* [Consigna 1]
Responde estas preguntas sobre el texto acerca del trabajo de cuidado:
(a) ¿Qué reduce la capacidad de arbitraje del trabajo no remunerado entre el mercado laboral y las condiciones de vida?
(b) ¿Qué actores producen y distribuyen cuidado según el concepto de organización social del cuidado?
(c) ¿Con qué noción se emparenta la de organización social del cuidado?
* [Consigna 2]
Retoma el texto sobre el trabajo de cuidado y continúalo a partir de su última oración.

* [Fragmento del texto]
Claro que el trabajo no remunerado no es infinitamente elástico. Su capacidad de arbitraje entre el mercado laboral y las condiciones de vida se reduce cuando aparecen nuevas oportunidades para algunos segmentos de la fuerza de trabajo (incluidas las mujeres). El problema de las crecientes tensiones entre las condiciones del proceso de reproducción social y las condiciones de producción de mercancías no puede resolverse potenciando simbólicamente las capacidades de las mujeres sin debatir las contradicciones internas del sistema en relación con la formación de capital social, las normas de convivencia y la adecuación de la remuneración del trabajo[18].

Cuando se integra de esta forma el trabajo de cuidado no remunerado en el análisis de las relaciones capitalistas de producción, se puede comprender que existe una transferencia desde el ámbito doméstico hacia la acumulación de capital. Brevemente, podría decirse que el trabajo de cuidado no remunerado que se realiza dentro de los hogares (y que realizan mayoritariamente las mujeres) constituye un subsidio a la tasa de ganancia y a la acumulación del capital.

La organización social del cuidado y la reproducción de las desigualdades[19]

El peso relevante del trabajo de cuidado no remunerado en el funcionamiento del sistema económico deviene de la manera en que socialmente se organiza la reproducción de las personas. Esto puede pensarse a partir del concepto de organización social del cuidado, el cual refiere a la manera en que, de manera interrelacionada, las familias, el Estado, el mercado y las organizaciones comunitarias producen y distribuyen cuidado.

La noción de organización social del cuidado se emparenta con la de «diamante de cuidado» como representación de la arquitectura a través de la cual se provee el cuidado[20]. El diamante de cuidado indica la presencia de los cuatro actores mencionados, y también de las relaciones que se establecen entre ellos: la provisión de cuidados no ocurre de manera aislada o estanca, sino que resulta de una continuidad donde se suceden actividades, trabajos y responsabilidades.

* [Extractos del material]
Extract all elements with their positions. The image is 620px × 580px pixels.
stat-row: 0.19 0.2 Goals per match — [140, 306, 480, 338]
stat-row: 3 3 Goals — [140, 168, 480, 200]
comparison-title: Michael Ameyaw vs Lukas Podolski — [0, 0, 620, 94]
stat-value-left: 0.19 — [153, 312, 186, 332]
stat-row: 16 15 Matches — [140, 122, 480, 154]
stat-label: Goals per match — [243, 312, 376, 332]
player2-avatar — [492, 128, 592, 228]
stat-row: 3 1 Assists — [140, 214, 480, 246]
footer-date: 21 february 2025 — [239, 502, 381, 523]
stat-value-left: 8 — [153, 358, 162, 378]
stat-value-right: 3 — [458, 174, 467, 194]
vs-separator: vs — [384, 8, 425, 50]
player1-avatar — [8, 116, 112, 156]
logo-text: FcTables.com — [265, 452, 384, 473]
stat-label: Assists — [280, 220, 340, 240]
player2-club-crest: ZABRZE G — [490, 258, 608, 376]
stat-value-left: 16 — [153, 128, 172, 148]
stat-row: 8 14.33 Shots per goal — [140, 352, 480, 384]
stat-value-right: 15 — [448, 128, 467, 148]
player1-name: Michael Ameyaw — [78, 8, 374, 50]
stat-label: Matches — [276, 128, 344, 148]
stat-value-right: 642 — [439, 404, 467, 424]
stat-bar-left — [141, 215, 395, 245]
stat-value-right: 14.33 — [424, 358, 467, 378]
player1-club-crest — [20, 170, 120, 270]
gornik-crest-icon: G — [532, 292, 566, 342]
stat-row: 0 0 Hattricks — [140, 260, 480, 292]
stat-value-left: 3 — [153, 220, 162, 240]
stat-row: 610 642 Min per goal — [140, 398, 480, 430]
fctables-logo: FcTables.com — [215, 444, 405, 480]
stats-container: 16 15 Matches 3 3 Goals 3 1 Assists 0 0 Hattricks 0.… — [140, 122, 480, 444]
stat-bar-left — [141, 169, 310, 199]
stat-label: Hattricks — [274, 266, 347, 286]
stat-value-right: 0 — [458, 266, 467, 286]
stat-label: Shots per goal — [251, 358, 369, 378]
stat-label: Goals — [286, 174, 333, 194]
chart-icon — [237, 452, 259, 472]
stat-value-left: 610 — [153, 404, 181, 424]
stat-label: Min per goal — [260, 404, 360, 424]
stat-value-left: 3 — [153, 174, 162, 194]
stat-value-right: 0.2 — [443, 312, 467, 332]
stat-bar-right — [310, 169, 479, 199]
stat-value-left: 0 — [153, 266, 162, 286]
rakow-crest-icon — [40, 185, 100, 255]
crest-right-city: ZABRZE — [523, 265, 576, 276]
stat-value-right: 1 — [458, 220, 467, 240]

==

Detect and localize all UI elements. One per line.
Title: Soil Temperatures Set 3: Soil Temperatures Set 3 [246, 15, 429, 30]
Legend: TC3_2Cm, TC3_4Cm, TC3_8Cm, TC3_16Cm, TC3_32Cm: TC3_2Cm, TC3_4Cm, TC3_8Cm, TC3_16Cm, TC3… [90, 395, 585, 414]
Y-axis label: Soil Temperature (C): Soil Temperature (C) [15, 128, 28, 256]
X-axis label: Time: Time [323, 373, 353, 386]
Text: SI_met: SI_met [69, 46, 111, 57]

* * *

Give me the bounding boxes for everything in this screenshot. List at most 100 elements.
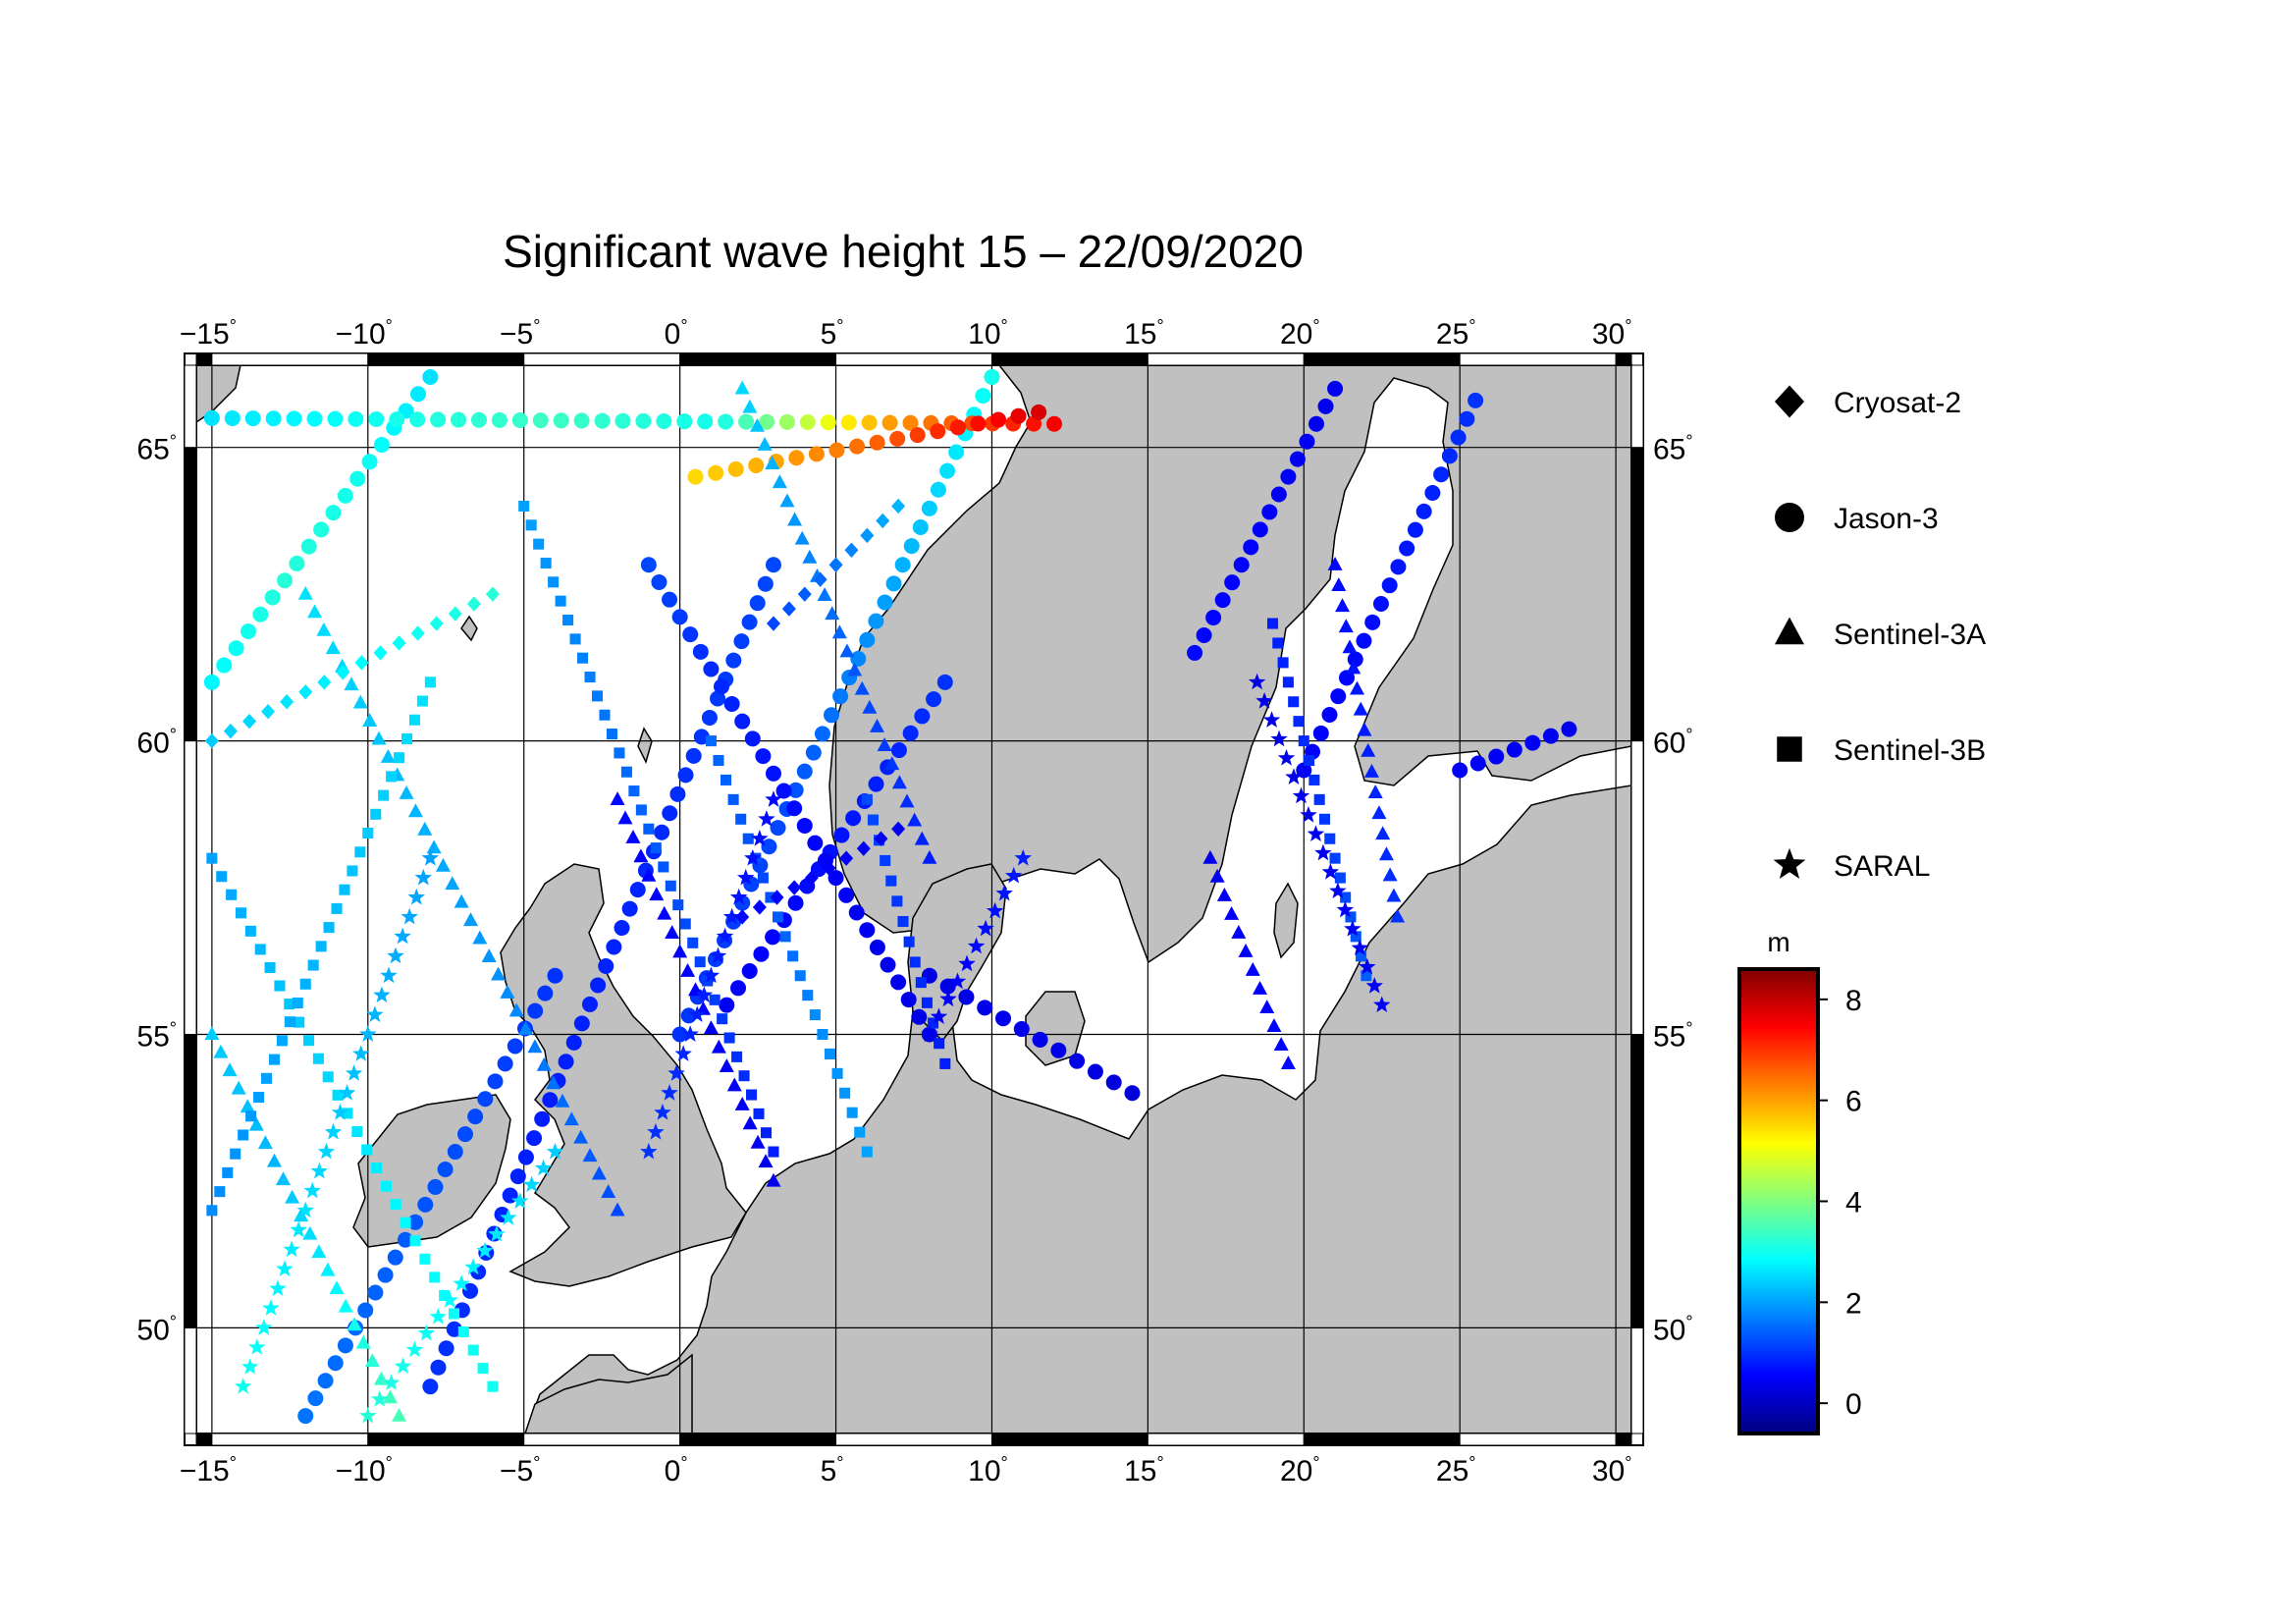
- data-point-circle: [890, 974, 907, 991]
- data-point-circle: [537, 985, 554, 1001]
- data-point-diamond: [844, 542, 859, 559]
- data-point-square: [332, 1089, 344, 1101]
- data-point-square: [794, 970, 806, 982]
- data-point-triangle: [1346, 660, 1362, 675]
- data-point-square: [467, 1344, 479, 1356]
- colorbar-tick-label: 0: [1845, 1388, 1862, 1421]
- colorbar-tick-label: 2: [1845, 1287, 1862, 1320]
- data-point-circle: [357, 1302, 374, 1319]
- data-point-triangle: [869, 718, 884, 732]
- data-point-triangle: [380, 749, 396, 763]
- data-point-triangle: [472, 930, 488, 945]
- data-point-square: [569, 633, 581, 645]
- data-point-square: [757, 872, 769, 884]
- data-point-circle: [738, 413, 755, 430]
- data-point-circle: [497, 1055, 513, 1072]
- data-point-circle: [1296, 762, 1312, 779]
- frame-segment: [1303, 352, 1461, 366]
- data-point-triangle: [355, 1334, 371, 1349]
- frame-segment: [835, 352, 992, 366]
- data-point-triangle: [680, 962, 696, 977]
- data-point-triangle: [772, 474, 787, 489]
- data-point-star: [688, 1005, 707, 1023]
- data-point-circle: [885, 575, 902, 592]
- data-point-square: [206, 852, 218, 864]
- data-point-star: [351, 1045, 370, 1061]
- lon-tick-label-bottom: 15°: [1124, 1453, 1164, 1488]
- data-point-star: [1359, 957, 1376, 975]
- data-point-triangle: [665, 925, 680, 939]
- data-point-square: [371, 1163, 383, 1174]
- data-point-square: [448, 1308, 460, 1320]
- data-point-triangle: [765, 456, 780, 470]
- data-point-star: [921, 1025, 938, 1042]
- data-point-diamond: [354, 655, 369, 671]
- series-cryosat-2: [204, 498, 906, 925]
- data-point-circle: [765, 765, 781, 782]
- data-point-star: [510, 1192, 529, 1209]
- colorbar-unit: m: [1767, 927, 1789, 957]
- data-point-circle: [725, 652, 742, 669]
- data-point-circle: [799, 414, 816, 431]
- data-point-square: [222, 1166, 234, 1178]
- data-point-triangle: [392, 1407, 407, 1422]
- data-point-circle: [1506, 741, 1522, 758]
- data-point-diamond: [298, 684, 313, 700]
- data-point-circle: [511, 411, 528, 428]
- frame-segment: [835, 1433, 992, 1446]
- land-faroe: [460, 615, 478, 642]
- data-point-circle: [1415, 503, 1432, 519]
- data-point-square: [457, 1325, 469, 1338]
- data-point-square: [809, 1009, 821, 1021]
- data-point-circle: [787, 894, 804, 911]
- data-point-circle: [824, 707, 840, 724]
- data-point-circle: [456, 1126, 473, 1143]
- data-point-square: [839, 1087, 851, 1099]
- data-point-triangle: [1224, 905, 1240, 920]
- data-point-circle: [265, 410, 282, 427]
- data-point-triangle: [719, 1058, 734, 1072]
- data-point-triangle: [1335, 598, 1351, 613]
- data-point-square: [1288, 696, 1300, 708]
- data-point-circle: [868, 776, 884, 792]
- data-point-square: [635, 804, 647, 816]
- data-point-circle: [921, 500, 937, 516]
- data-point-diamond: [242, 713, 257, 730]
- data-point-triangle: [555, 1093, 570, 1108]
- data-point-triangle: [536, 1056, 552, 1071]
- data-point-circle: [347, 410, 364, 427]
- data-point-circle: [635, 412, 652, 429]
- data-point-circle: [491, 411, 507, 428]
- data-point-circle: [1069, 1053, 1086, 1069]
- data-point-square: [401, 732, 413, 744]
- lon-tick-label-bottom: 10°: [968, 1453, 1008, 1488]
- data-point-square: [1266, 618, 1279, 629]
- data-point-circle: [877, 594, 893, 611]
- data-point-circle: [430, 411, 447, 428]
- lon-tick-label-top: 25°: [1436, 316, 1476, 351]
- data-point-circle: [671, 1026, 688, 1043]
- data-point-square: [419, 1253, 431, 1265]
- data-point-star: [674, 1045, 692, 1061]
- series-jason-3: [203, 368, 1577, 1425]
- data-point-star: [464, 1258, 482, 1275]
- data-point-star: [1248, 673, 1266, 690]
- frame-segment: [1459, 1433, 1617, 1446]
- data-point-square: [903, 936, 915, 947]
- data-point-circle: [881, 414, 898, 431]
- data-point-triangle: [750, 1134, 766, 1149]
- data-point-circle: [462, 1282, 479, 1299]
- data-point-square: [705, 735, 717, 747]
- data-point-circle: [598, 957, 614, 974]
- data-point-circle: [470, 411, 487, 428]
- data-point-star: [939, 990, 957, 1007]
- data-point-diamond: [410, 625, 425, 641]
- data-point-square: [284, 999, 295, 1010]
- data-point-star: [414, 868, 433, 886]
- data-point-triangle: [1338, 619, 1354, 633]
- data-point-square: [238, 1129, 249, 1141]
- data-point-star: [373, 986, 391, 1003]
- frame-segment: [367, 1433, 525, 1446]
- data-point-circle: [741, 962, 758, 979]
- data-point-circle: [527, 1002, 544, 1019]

* [Respuesta escrita 1]
(a) La aparición de nuevas oportunidades para algunos segmentos de la fuerza de trabajo, incluidas las mujeres.
(b) Las familias, el Estado, el mercado y las organizaciones comunitarias, de manera interrelacionada.
(c) Con la noción de «diamante de cuidado», entendida como representación de la arquitectura a través de la cual se provee el cuidado.

* [Respuesta escrita 2]
En este sentido, se sugiere hablar de «redes de cuidado» para aludir a los encadenamientos múltiples y no lineales que se dan entre los actores que participan en el cuidado, los escenarios en los cuales esto sucede y las interrelaciones que establecen entre sí y que, en consecuencia, inciden en lo densa o débil que resulta la red de cuidados[21].

Las redes de cuidado las conforman las personas que dan cuidado y las que lo reciben (es decir, todas las personas en nuestros roles de cuidadoras y cuidadas) así como los actores institucionales, los marcos normativos y las regulaciones, la participación mercantil y también la comunitaria. Esta red de cuidados es dinámica, está en movimiento, cambia y, por ese mismo motivo, puede ser transformada.

La evidencia existente demuestra que la organización social del cuidado, en su conformación actual en América Latina en general, y en Argentina en particular, es injusta, porque las responsabilidades de cuidado se encuentran desigualmente distribuidas en dos ámbitos diferentes. Por un lado, hay una distribución desigual de las responsabilidades de cuidado entre hogares, Estado, mercado y organizaciones comunitarias. Por otro lado, la desigualdad en la distribución de responsabilidades se verifica también entre varones y mujeres[22]. En síntesis, la evidencia muestra que el trabajo de cuidado es asumido mayormente por los hogares y, dentro de los hogares, por las mujeres[23].

Esto deviene de la concurrencia simultánea de una serie diversa de factores. En primer lugar, la mencionada división sexual del trabajo. En segundo lugar, y relacionado con lo anterior, la naturalización de la capacidad de las mujeres para cuidar. Esto es, la construcción de una idea social (que las mujeres tienen mayor capacidad que los hombres para cuidar) a partir de una diferencia biológica (la posibilidad que las mujeres tienen y los hombres no, de parir y amamantar).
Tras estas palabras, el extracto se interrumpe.